• REQUIREMENTS: Spot every line with the word "workstation" and return it.

--------------------------------------------------

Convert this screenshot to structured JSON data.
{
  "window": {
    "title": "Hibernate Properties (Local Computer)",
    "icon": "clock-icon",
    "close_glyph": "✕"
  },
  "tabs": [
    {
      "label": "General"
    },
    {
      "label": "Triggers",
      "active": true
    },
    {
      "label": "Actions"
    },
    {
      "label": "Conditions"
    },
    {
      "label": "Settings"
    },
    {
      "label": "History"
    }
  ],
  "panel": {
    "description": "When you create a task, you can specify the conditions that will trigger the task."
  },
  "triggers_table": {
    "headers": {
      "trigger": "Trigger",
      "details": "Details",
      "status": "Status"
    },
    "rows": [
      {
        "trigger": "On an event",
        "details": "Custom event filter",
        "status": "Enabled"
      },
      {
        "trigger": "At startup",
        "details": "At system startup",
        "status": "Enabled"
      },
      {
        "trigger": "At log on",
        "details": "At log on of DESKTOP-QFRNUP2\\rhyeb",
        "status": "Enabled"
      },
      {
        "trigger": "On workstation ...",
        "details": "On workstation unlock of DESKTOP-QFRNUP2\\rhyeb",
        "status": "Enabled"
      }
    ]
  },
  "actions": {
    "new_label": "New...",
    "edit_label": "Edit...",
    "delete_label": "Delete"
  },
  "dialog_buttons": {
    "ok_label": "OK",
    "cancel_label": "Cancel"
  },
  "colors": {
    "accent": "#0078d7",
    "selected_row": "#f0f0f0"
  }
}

--------------------------------------------------

• RESULT OF THE TASK:
        "trigger": "On workstation ...",
        "details": "On workstation unlock of DESKTOP-QFRNUP2\\rhyeb",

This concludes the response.